Excerpts from a figure dataset
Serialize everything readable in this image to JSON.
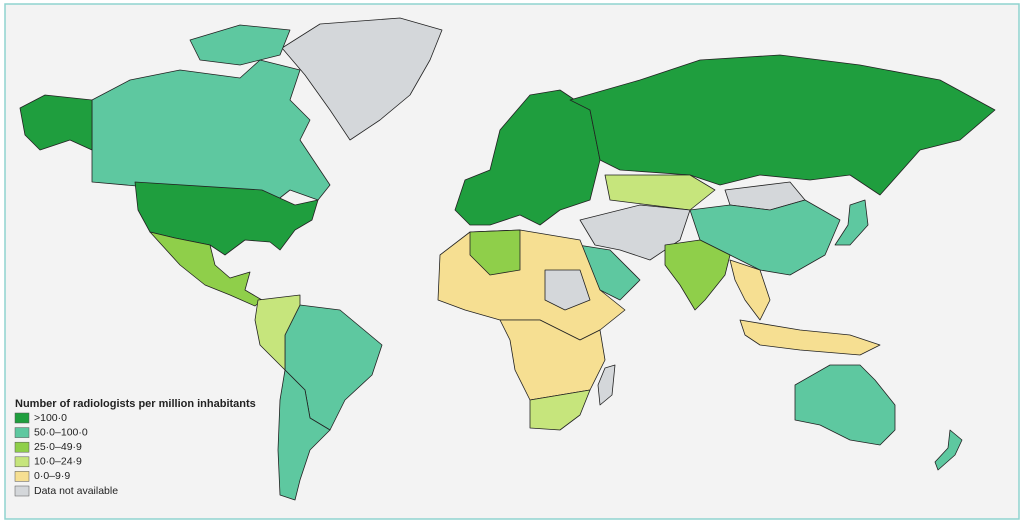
{
  "legend": {
    "title": "Number of radiologists per million inhabitants",
    "items": [
      {
        "label": ">100·0",
        "color": "#1f9e3e"
      },
      {
        "label": "50·0–100·0",
        "color": "#5ec8a0"
      },
      {
        "label": "25·0–49·9",
        "color": "#8fcf4a"
      },
      {
        "label": "10·0–24·9",
        "color": "#c6e57c"
      },
      {
        "label": "0·0–9·9",
        "color": "#f6df92"
      },
      {
        "label": "Data not available",
        "color": "#d4d7da"
      }
    ]
  }
}
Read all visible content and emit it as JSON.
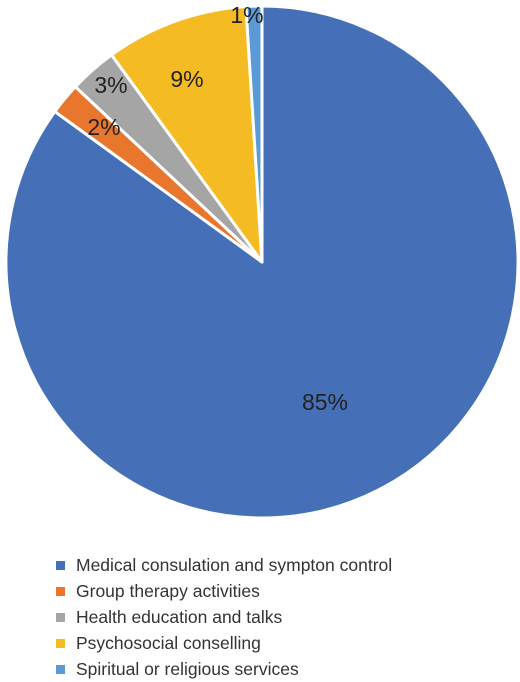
{
  "chart_data": {
    "type": "pie",
    "title": "",
    "categories": [
      "Medical consulation and sympton control",
      "Group therapy activities",
      "Health education and talks",
      "Psychosocial conselling",
      "Spiritual or religious services"
    ],
    "values": [
      85,
      2,
      3,
      9,
      1
    ],
    "labels": [
      "85%",
      "2%",
      "3%",
      "9%",
      "1%"
    ],
    "colors": [
      "#4570b8",
      "#e8762d",
      "#a5a5a5",
      "#f5bb22",
      "#5b9bd5"
    ],
    "legend_position": "bottom"
  }
}
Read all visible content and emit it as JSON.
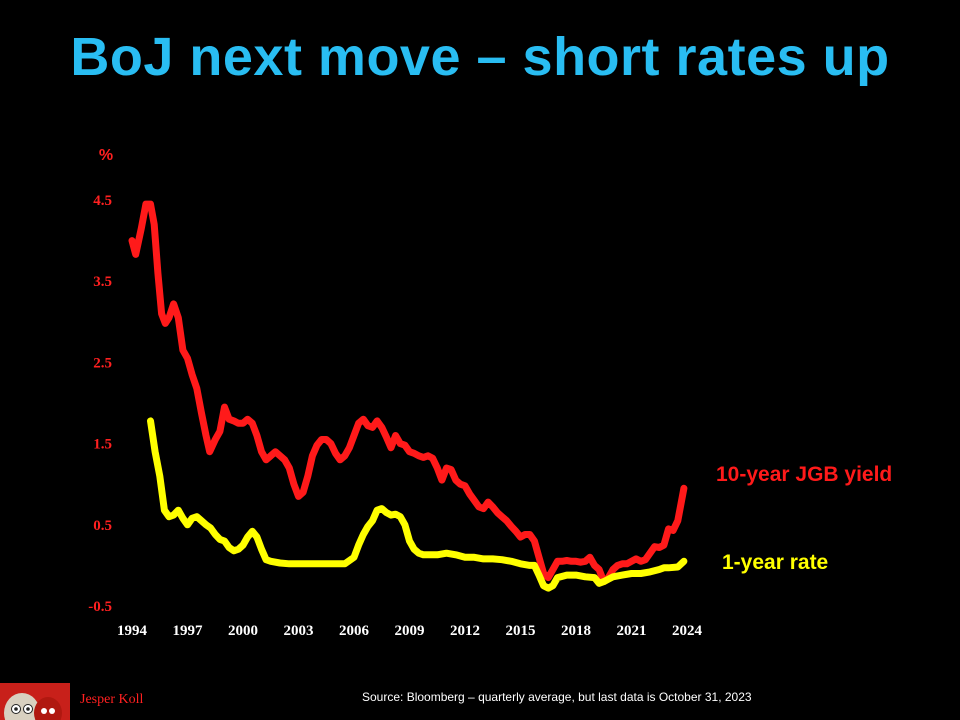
{
  "title": "BoJ next move – short rates up",
  "footer": {
    "author": "Jesper Koll",
    "source": "Source:  Bloomberg – quarterly average,  but last data is October 31, 2023"
  },
  "colors": {
    "title": "#29bdf2",
    "jgb10": "#ff1a1a",
    "rate1": "#ffff00",
    "background": "#000000"
  },
  "chart_data": {
    "type": "line",
    "ylabel": "%",
    "ylim": [
      -0.5,
      4.5
    ],
    "yticks": [
      "4.5",
      "3.5",
      "2.5",
      "1.5",
      "0.5",
      "-0.5"
    ],
    "xticks": [
      "1994",
      "1997",
      "2000",
      "2003",
      "2006",
      "2009",
      "2012",
      "2015",
      "2018",
      "2021",
      "2024"
    ],
    "xlim": [
      1994,
      2024
    ],
    "grid": false,
    "legend": "inline-right",
    "series": [
      {
        "name": "10-year JGB yield",
        "points": [
          [
            1994.0,
            4.0
          ],
          [
            1994.2,
            3.83
          ],
          [
            1994.5,
            4.15
          ],
          [
            1994.75,
            4.45
          ],
          [
            1995.0,
            4.45
          ],
          [
            1995.2,
            4.2
          ],
          [
            1995.4,
            3.6
          ],
          [
            1995.6,
            3.1
          ],
          [
            1995.8,
            2.98
          ],
          [
            1996.0,
            3.05
          ],
          [
            1996.25,
            3.22
          ],
          [
            1996.5,
            3.05
          ],
          [
            1996.75,
            2.65
          ],
          [
            1997.0,
            2.55
          ],
          [
            1997.25,
            2.35
          ],
          [
            1997.5,
            2.18
          ],
          [
            1997.75,
            1.88
          ],
          [
            1998.0,
            1.6
          ],
          [
            1998.2,
            1.4
          ],
          [
            1998.5,
            1.55
          ],
          [
            1998.75,
            1.65
          ],
          [
            1999.0,
            1.95
          ],
          [
            1999.25,
            1.8
          ],
          [
            1999.5,
            1.78
          ],
          [
            1999.75,
            1.75
          ],
          [
            2000.0,
            1.75
          ],
          [
            2000.25,
            1.8
          ],
          [
            2000.5,
            1.75
          ],
          [
            2000.75,
            1.6
          ],
          [
            2001.0,
            1.4
          ],
          [
            2001.25,
            1.3
          ],
          [
            2001.5,
            1.35
          ],
          [
            2001.75,
            1.4
          ],
          [
            2002.0,
            1.35
          ],
          [
            2002.25,
            1.3
          ],
          [
            2002.5,
            1.2
          ],
          [
            2002.75,
            1.0
          ],
          [
            2003.0,
            0.85
          ],
          [
            2003.25,
            0.9
          ],
          [
            2003.5,
            1.1
          ],
          [
            2003.75,
            1.35
          ],
          [
            2004.0,
            1.48
          ],
          [
            2004.25,
            1.55
          ],
          [
            2004.5,
            1.55
          ],
          [
            2004.75,
            1.5
          ],
          [
            2005.0,
            1.38
          ],
          [
            2005.25,
            1.3
          ],
          [
            2005.5,
            1.35
          ],
          [
            2005.75,
            1.45
          ],
          [
            2006.0,
            1.6
          ],
          [
            2006.25,
            1.75
          ],
          [
            2006.5,
            1.8
          ],
          [
            2006.75,
            1.72
          ],
          [
            2007.0,
            1.7
          ],
          [
            2007.25,
            1.78
          ],
          [
            2007.5,
            1.7
          ],
          [
            2007.75,
            1.58
          ],
          [
            2008.0,
            1.45
          ],
          [
            2008.25,
            1.6
          ],
          [
            2008.5,
            1.5
          ],
          [
            2008.75,
            1.48
          ],
          [
            2009.0,
            1.4
          ],
          [
            2009.25,
            1.38
          ],
          [
            2009.5,
            1.35
          ],
          [
            2009.75,
            1.33
          ],
          [
            2010.0,
            1.35
          ],
          [
            2010.25,
            1.32
          ],
          [
            2010.5,
            1.2
          ],
          [
            2010.75,
            1.05
          ],
          [
            2011.0,
            1.2
          ],
          [
            2011.25,
            1.18
          ],
          [
            2011.5,
            1.05
          ],
          [
            2011.75,
            1.0
          ],
          [
            2012.0,
            0.98
          ],
          [
            2012.25,
            0.88
          ],
          [
            2012.5,
            0.8
          ],
          [
            2012.75,
            0.72
          ],
          [
            2013.0,
            0.7
          ],
          [
            2013.25,
            0.78
          ],
          [
            2013.5,
            0.72
          ],
          [
            2013.75,
            0.65
          ],
          [
            2014.0,
            0.6
          ],
          [
            2014.25,
            0.55
          ],
          [
            2014.5,
            0.48
          ],
          [
            2014.75,
            0.42
          ],
          [
            2015.0,
            0.35
          ],
          [
            2015.25,
            0.38
          ],
          [
            2015.5,
            0.38
          ],
          [
            2015.75,
            0.3
          ],
          [
            2016.0,
            0.1
          ],
          [
            2016.25,
            -0.1
          ],
          [
            2016.5,
            -0.15
          ],
          [
            2016.75,
            -0.05
          ],
          [
            2017.0,
            0.05
          ],
          [
            2017.25,
            0.05
          ],
          [
            2017.5,
            0.06
          ],
          [
            2017.75,
            0.05
          ],
          [
            2018.0,
            0.05
          ],
          [
            2018.25,
            0.04
          ],
          [
            2018.5,
            0.05
          ],
          [
            2018.75,
            0.1
          ],
          [
            2019.0,
            0.0
          ],
          [
            2019.25,
            -0.05
          ],
          [
            2019.5,
            -0.2
          ],
          [
            2019.75,
            -0.15
          ],
          [
            2020.0,
            -0.05
          ],
          [
            2020.25,
            0.0
          ],
          [
            2020.5,
            0.02
          ],
          [
            2020.75,
            0.02
          ],
          [
            2021.0,
            0.05
          ],
          [
            2021.25,
            0.08
          ],
          [
            2021.5,
            0.05
          ],
          [
            2021.75,
            0.07
          ],
          [
            2022.0,
            0.15
          ],
          [
            2022.25,
            0.23
          ],
          [
            2022.5,
            0.22
          ],
          [
            2022.75,
            0.25
          ],
          [
            2023.0,
            0.45
          ],
          [
            2023.25,
            0.43
          ],
          [
            2023.5,
            0.55
          ],
          [
            2023.83,
            0.95
          ]
        ]
      },
      {
        "name": "1-year rate",
        "points": [
          [
            1995.0,
            1.78
          ],
          [
            1995.25,
            1.4
          ],
          [
            1995.5,
            1.1
          ],
          [
            1995.75,
            0.68
          ],
          [
            1996.0,
            0.6
          ],
          [
            1996.25,
            0.62
          ],
          [
            1996.5,
            0.68
          ],
          [
            1996.75,
            0.58
          ],
          [
            1997.0,
            0.5
          ],
          [
            1997.25,
            0.58
          ],
          [
            1997.5,
            0.6
          ],
          [
            1997.75,
            0.55
          ],
          [
            1998.0,
            0.5
          ],
          [
            1998.25,
            0.46
          ],
          [
            1998.5,
            0.38
          ],
          [
            1998.75,
            0.32
          ],
          [
            1999.0,
            0.3
          ],
          [
            1999.25,
            0.22
          ],
          [
            1999.5,
            0.18
          ],
          [
            1999.75,
            0.2
          ],
          [
            2000.0,
            0.25
          ],
          [
            2000.25,
            0.35
          ],
          [
            2000.5,
            0.42
          ],
          [
            2000.75,
            0.35
          ],
          [
            2001.0,
            0.2
          ],
          [
            2001.25,
            0.07
          ],
          [
            2001.5,
            0.05
          ],
          [
            2002.0,
            0.03
          ],
          [
            2002.5,
            0.02
          ],
          [
            2003.0,
            0.02
          ],
          [
            2003.5,
            0.02
          ],
          [
            2004.0,
            0.02
          ],
          [
            2005.0,
            0.02
          ],
          [
            2005.5,
            0.02
          ],
          [
            2006.0,
            0.1
          ],
          [
            2006.25,
            0.25
          ],
          [
            2006.5,
            0.38
          ],
          [
            2006.75,
            0.48
          ],
          [
            2007.0,
            0.55
          ],
          [
            2007.25,
            0.68
          ],
          [
            2007.5,
            0.7
          ],
          [
            2007.75,
            0.65
          ],
          [
            2008.0,
            0.62
          ],
          [
            2008.25,
            0.63
          ],
          [
            2008.5,
            0.6
          ],
          [
            2008.75,
            0.5
          ],
          [
            2009.0,
            0.3
          ],
          [
            2009.25,
            0.2
          ],
          [
            2009.5,
            0.15
          ],
          [
            2009.75,
            0.13
          ],
          [
            2010.0,
            0.13
          ],
          [
            2010.5,
            0.13
          ],
          [
            2011.0,
            0.15
          ],
          [
            2011.5,
            0.13
          ],
          [
            2012.0,
            0.1
          ],
          [
            2012.5,
            0.1
          ],
          [
            2013.0,
            0.08
          ],
          [
            2013.5,
            0.08
          ],
          [
            2014.0,
            0.07
          ],
          [
            2014.5,
            0.05
          ],
          [
            2015.0,
            0.02
          ],
          [
            2015.5,
            0.0
          ],
          [
            2015.75,
            0.0
          ],
          [
            2016.0,
            -0.12
          ],
          [
            2016.25,
            -0.25
          ],
          [
            2016.5,
            -0.28
          ],
          [
            2016.75,
            -0.25
          ],
          [
            2017.0,
            -0.15
          ],
          [
            2017.5,
            -0.12
          ],
          [
            2018.0,
            -0.12
          ],
          [
            2018.5,
            -0.14
          ],
          [
            2019.0,
            -0.15
          ],
          [
            2019.25,
            -0.22
          ],
          [
            2019.5,
            -0.2
          ],
          [
            2019.75,
            -0.17
          ],
          [
            2020.0,
            -0.14
          ],
          [
            2020.5,
            -0.12
          ],
          [
            2021.0,
            -0.1
          ],
          [
            2021.5,
            -0.1
          ],
          [
            2022.0,
            -0.08
          ],
          [
            2022.5,
            -0.05
          ],
          [
            2022.75,
            -0.03
          ],
          [
            2023.0,
            -0.03
          ],
          [
            2023.5,
            -0.02
          ],
          [
            2023.83,
            0.05
          ]
        ]
      }
    ]
  }
}
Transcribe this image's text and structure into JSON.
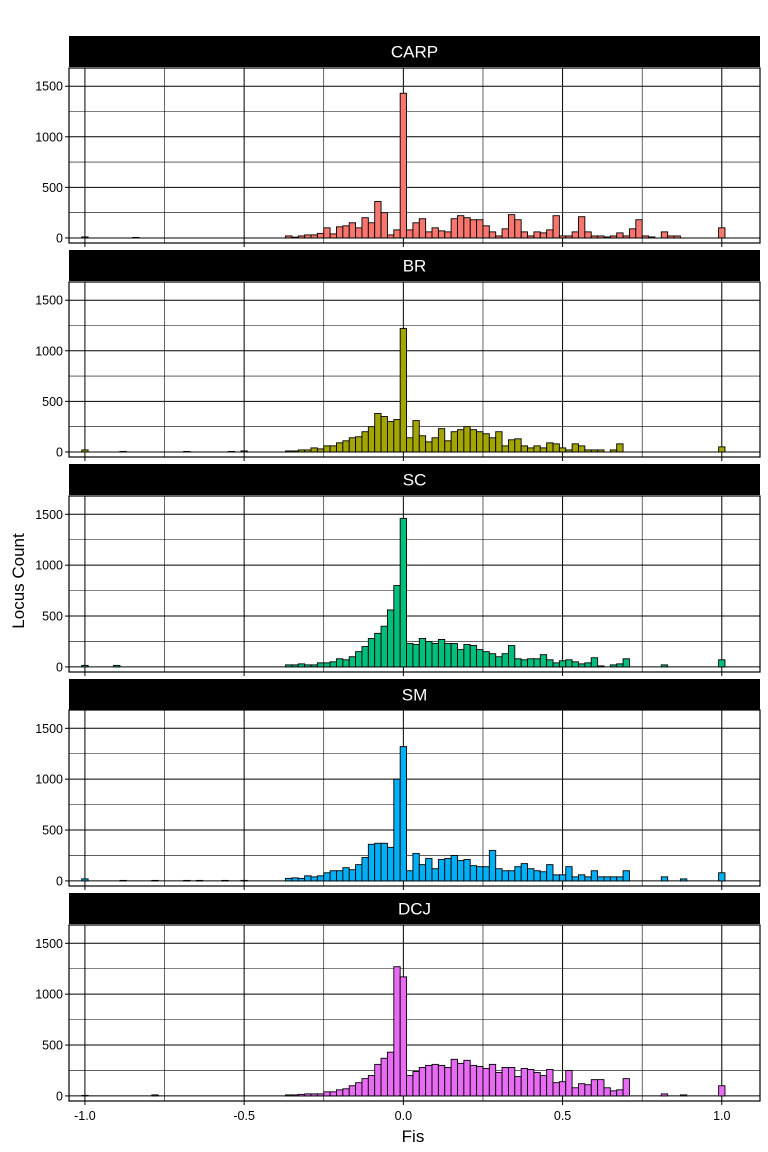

__WORK TO DO__
Locate each line containing the string "name" and show it.

__EXERCISE RESPONSE__
        "name": "10-year JGB yield",
        "name": "1-year rate",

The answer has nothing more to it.